### Dataset rows about figures
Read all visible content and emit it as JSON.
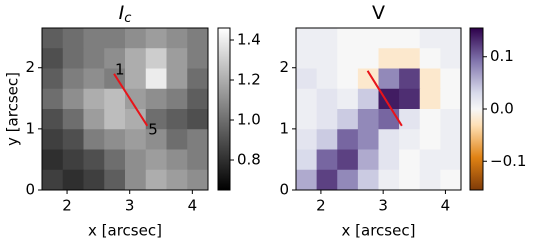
{
  "chart_data": [
    {
      "type": "heatmap",
      "title": "I",
      "title_subscript": "c",
      "xlabel": "x [arcsec]",
      "ylabel": "y [arcsec]",
      "xlim": [
        1.6,
        4.25
      ],
      "ylim": [
        0,
        2.65
      ],
      "xticks": [
        2,
        3,
        4
      ],
      "yticks": [
        0,
        1,
        2
      ],
      "colormap": "gray",
      "clim": [
        0.65,
        1.46
      ],
      "cticks": [
        0.8,
        {
          "value": 1,
          "label": "1.0"
        },
        1.2,
        1.4
      ],
      "z": [
        [
          0.95,
          1.0,
          1.05,
          1.05,
          1.1,
          1.15,
          1.1,
          1.05
        ],
        [
          0.9,
          1.0,
          1.05,
          1.1,
          1.2,
          1.3,
          1.15,
          1.05
        ],
        [
          0.95,
          1.05,
          1.1,
          1.05,
          1.2,
          1.4,
          1.15,
          1.0
        ],
        [
          1.0,
          1.1,
          1.2,
          1.25,
          1.15,
          1.1,
          1.05,
          0.95
        ],
        [
          0.9,
          1.0,
          1.15,
          1.25,
          1.2,
          1.0,
          0.95,
          0.9
        ],
        [
          0.85,
          0.9,
          1.05,
          1.1,
          1.15,
          1.1,
          1.0,
          1.05
        ],
        [
          0.8,
          0.85,
          0.9,
          1.0,
          1.1,
          1.15,
          1.1,
          1.05
        ],
        [
          0.85,
          0.8,
          0.85,
          0.95,
          1.1,
          1.2,
          1.15,
          1.1
        ]
      ],
      "slit": {
        "x": [
          2.75,
          3.28
        ],
        "y": [
          1.9,
          1.05
        ],
        "labels": [
          "1",
          "5"
        ],
        "color": "#e8141a"
      }
    },
    {
      "type": "heatmap",
      "title": "V",
      "xlabel": "x [arcsec]",
      "xlim": [
        1.6,
        4.25
      ],
      "ylim": [
        0,
        2.65
      ],
      "xticks": [
        2,
        3,
        4
      ],
      "yticks": [
        0,
        1,
        2
      ],
      "colormap": "PuOr",
      "clim": [
        -0.155,
        0.155
      ],
      "cticks": [
        0.1,
        {
          "value": 0,
          "label": "0.0"
        },
        {
          "value": -0.1,
          "label": "−0.1"
        }
      ],
      "z": [
        [
          0.01,
          0.01,
          0.0,
          0.0,
          0.0,
          0.0,
          0.01,
          0.01
        ],
        [
          0.01,
          0.01,
          0.0,
          0.0,
          -0.02,
          -0.02,
          0.0,
          0.01
        ],
        [
          0.02,
          0.01,
          0.0,
          -0.02,
          0.08,
          0.12,
          -0.02,
          0.0
        ],
        [
          0.01,
          0.02,
          0.01,
          0.04,
          0.14,
          0.13,
          -0.02,
          0.0
        ],
        [
          0.01,
          0.02,
          0.04,
          0.08,
          0.1,
          0.02,
          0.0,
          0.01
        ],
        [
          0.02,
          0.04,
          0.1,
          0.08,
          0.02,
          0.01,
          0.0,
          0.01
        ],
        [
          0.03,
          0.1,
          0.12,
          0.06,
          0.02,
          0.0,
          0.01,
          0.01
        ],
        [
          0.06,
          0.12,
          0.08,
          0.04,
          0.01,
          0.0,
          0.01,
          0.0
        ]
      ],
      "slit": {
        "x": [
          2.75,
          3.3
        ],
        "y": [
          1.95,
          1.05
        ],
        "color": "#e8141a"
      }
    }
  ]
}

### INSTRUCTION
Repeat the data exactly, excluding the pictures.

### RESPONSE
Read all visible content and emit it as JSON.
{
  "chart_data": [
    {
      "type": "heatmap",
      "title": "I",
      "title_subscript": "c",
      "xlabel": "x [arcsec]",
      "ylabel": "y [arcsec]",
      "xlim": [
        1.6,
        4.25
      ],
      "ylim": [
        0,
        2.65
      ],
      "xticks": [
        2,
        3,
        4
      ],
      "yticks": [
        0,
        1,
        2
      ],
      "colormap": "gray",
      "clim": [
        0.65,
        1.46
      ],
      "cticks": [
        0.8,
        {
          "value": 1,
          "label": "1.0"
        },
        1.2,
        1.4
      ],
      "z": [
        [
          0.95,
          1.0,
          1.05,
          1.05,
          1.1,
          1.15,
          1.1,
          1.05
        ],
        [
          0.9,
          1.0,
          1.05,
          1.1,
          1.2,
          1.3,
          1.15,
          1.05
        ],
        [
          0.95,
          1.05,
          1.1,
          1.05,
          1.2,
          1.4,
          1.15,
          1.0
        ],
        [
          1.0,
          1.1,
          1.2,
          1.25,
          1.15,
          1.1,
          1.05,
          0.95
        ],
        [
          0.9,
          1.0,
          1.15,
          1.25,
          1.2,
          1.0,
          0.95,
          0.9
        ],
        [
          0.85,
          0.9,
          1.05,
          1.1,
          1.15,
          1.1,
          1.0,
          1.05
        ],
        [
          0.8,
          0.85,
          0.9,
          1.0,
          1.1,
          1.15,
          1.1,
          1.05
        ],
        [
          0.85,
          0.8,
          0.85,
          0.95,
          1.1,
          1.2,
          1.15,
          1.1
        ]
      ],
      "slit": {
        "x": [
          2.75,
          3.28
        ],
        "y": [
          1.9,
          1.05
        ],
        "labels": [
          "1",
          "5"
        ],
        "color": "#e8141a"
      }
    },
    {
      "type": "heatmap",
      "title": "V",
      "xlabel": "x [arcsec]",
      "xlim": [
        1.6,
        4.25
      ],
      "ylim": [
        0,
        2.65
      ],
      "xticks": [
        2,
        3,
        4
      ],
      "yticks": [
        0,
        1,
        2
      ],
      "colormap": "PuOr",
      "clim": [
        -0.155,
        0.155
      ],
      "cticks": [
        0.1,
        {
          "value": 0,
          "label": "0.0"
        },
        {
          "value": -0.1,
          "label": "−0.1"
        }
      ],
      "z": [
        [
          0.01,
          0.01,
          0.0,
          0.0,
          0.0,
          0.0,
          0.01,
          0.01
        ],
        [
          0.01,
          0.01,
          0.0,
          0.0,
          -0.02,
          -0.02,
          0.0,
          0.01
        ],
        [
          0.02,
          0.01,
          0.0,
          -0.02,
          0.08,
          0.12,
          -0.02,
          0.0
        ],
        [
          0.01,
          0.02,
          0.01,
          0.04,
          0.14,
          0.13,
          -0.02,
          0.0
        ],
        [
          0.01,
          0.02,
          0.04,
          0.08,
          0.1,
          0.02,
          0.0,
          0.01
        ],
        [
          0.02,
          0.04,
          0.1,
          0.08,
          0.02,
          0.01,
          0.0,
          0.01
        ],
        [
          0.03,
          0.1,
          0.12,
          0.06,
          0.02,
          0.0,
          0.01,
          0.01
        ],
        [
          0.06,
          0.12,
          0.08,
          0.04,
          0.01,
          0.0,
          0.01,
          0.0
        ]
      ],
      "slit": {
        "x": [
          2.75,
          3.3
        ],
        "y": [
          1.95,
          1.05
        ],
        "color": "#e8141a"
      }
    }
  ]
}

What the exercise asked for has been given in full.